• **INFORMATION GIVEN**:
********

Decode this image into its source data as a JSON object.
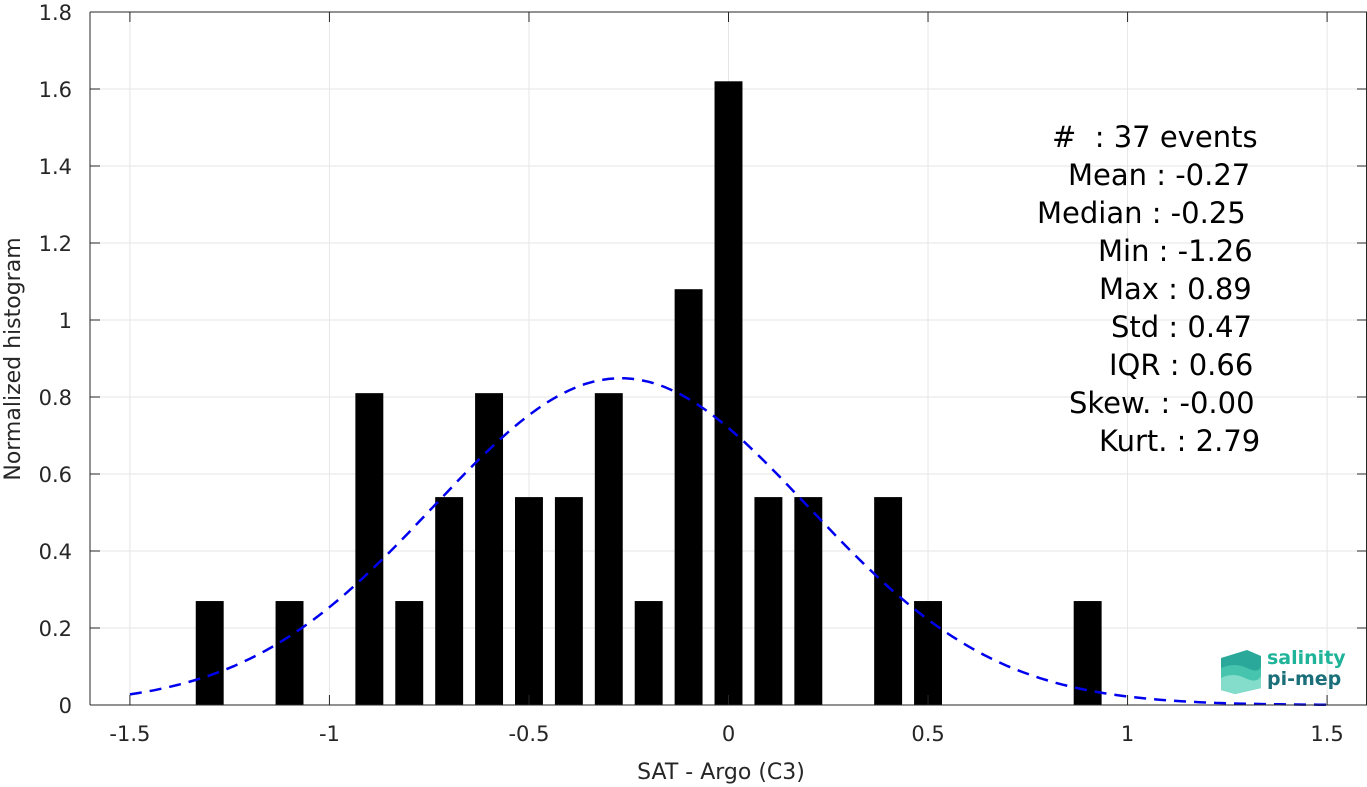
{
  "chart_data": {
    "type": "bar",
    "xlabel": "SAT - Argo (C3)",
    "ylabel": "Normalized histogram",
    "xlim": [
      -1.6,
      1.6
    ],
    "ylim": [
      0,
      1.8
    ],
    "xticks": [
      -1.5,
      -1,
      -0.5,
      0,
      0.5,
      1,
      1.5
    ],
    "xtick_labels": [
      "-1.5",
      "-1",
      "-0.5",
      "0",
      "0.5",
      "1",
      "1.5"
    ],
    "yticks": [
      0,
      0.2,
      0.4,
      0.6,
      0.8,
      1,
      1.2,
      1.4,
      1.6,
      1.8
    ],
    "ytick_labels": [
      "0",
      "0.2",
      "0.4",
      "0.6",
      "0.8",
      "1",
      "1.2",
      "1.4",
      "1.6",
      "1.8"
    ],
    "grid": true,
    "bar_width": 0.07,
    "bars": [
      {
        "x": -1.3,
        "y": 0.27
      },
      {
        "x": -1.1,
        "y": 0.27
      },
      {
        "x": -0.9,
        "y": 0.81
      },
      {
        "x": -0.8,
        "y": 0.27
      },
      {
        "x": -0.7,
        "y": 0.54
      },
      {
        "x": -0.6,
        "y": 0.81
      },
      {
        "x": -0.5,
        "y": 0.54
      },
      {
        "x": -0.4,
        "y": 0.54
      },
      {
        "x": -0.3,
        "y": 0.81
      },
      {
        "x": -0.2,
        "y": 0.27
      },
      {
        "x": -0.1,
        "y": 1.08
      },
      {
        "x": 0.0,
        "y": 1.62
      },
      {
        "x": 0.1,
        "y": 0.54
      },
      {
        "x": 0.2,
        "y": 0.54
      },
      {
        "x": 0.4,
        "y": 0.54
      },
      {
        "x": 0.5,
        "y": 0.27
      },
      {
        "x": 0.9,
        "y": 0.27
      }
    ],
    "fit_curve": {
      "style": "dashed",
      "color": "#0000ee",
      "mean": -0.27,
      "std": 0.47,
      "xrange": [
        -1.5,
        1.5
      ]
    },
    "bar_color": "#000000"
  },
  "stats": {
    "events": "#  : 37 events",
    "mean": "Mean : -0.27",
    "median": "Median : -0.25",
    "min": "Min : -1.26",
    "max": "Max : 0.89",
    "std": "Std : 0.47",
    "iqr": "IQR : 0.66",
    "skew": "Skew. : -0.00",
    "kurt": "Kurt. : 2.79"
  },
  "logo": {
    "line1": "salinity",
    "line2": "pi-mep"
  }
}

********

• **EXERCISE PROMPT**:
Reproduce the whole listing word for word, setting aside any pictures.

• **SOLUTION TO THIS PROBLEM**:
Decode this image into its source data as a JSON object.
{
  "chart_data": {
    "type": "bar",
    "xlabel": "SAT - Argo (C3)",
    "ylabel": "Normalized histogram",
    "xlim": [
      -1.6,
      1.6
    ],
    "ylim": [
      0,
      1.8
    ],
    "xticks": [
      -1.5,
      -1,
      -0.5,
      0,
      0.5,
      1,
      1.5
    ],
    "xtick_labels": [
      "-1.5",
      "-1",
      "-0.5",
      "0",
      "0.5",
      "1",
      "1.5"
    ],
    "yticks": [
      0,
      0.2,
      0.4,
      0.6,
      0.8,
      1,
      1.2,
      1.4,
      1.6,
      1.8
    ],
    "ytick_labels": [
      "0",
      "0.2",
      "0.4",
      "0.6",
      "0.8",
      "1",
      "1.2",
      "1.4",
      "1.6",
      "1.8"
    ],
    "grid": true,
    "bar_width": 0.07,
    "bars": [
      {
        "x": -1.3,
        "y": 0.27
      },
      {
        "x": -1.1,
        "y": 0.27
      },
      {
        "x": -0.9,
        "y": 0.81
      },
      {
        "x": -0.8,
        "y": 0.27
      },
      {
        "x": -0.7,
        "y": 0.54
      },
      {
        "x": -0.6,
        "y": 0.81
      },
      {
        "x": -0.5,
        "y": 0.54
      },
      {
        "x": -0.4,
        "y": 0.54
      },
      {
        "x": -0.3,
        "y": 0.81
      },
      {
        "x": -0.2,
        "y": 0.27
      },
      {
        "x": -0.1,
        "y": 1.08
      },
      {
        "x": 0.0,
        "y": 1.62
      },
      {
        "x": 0.1,
        "y": 0.54
      },
      {
        "x": 0.2,
        "y": 0.54
      },
      {
        "x": 0.4,
        "y": 0.54
      },
      {
        "x": 0.5,
        "y": 0.27
      },
      {
        "x": 0.9,
        "y": 0.27
      }
    ],
    "fit_curve": {
      "style": "dashed",
      "color": "#0000ee",
      "mean": -0.27,
      "std": 0.47,
      "xrange": [
        -1.5,
        1.5
      ]
    },
    "bar_color": "#000000"
  },
  "stats": {
    "events": "#  : 37 events",
    "mean": "Mean : -0.27",
    "median": "Median : -0.25",
    "min": "Min : -1.26",
    "max": "Max : 0.89",
    "std": "Std : 0.47",
    "iqr": "IQR : 0.66",
    "skew": "Skew. : -0.00",
    "kurt": "Kurt. : 2.79"
  },
  "logo": {
    "line1": "salinity",
    "line2": "pi-mep"
  }
}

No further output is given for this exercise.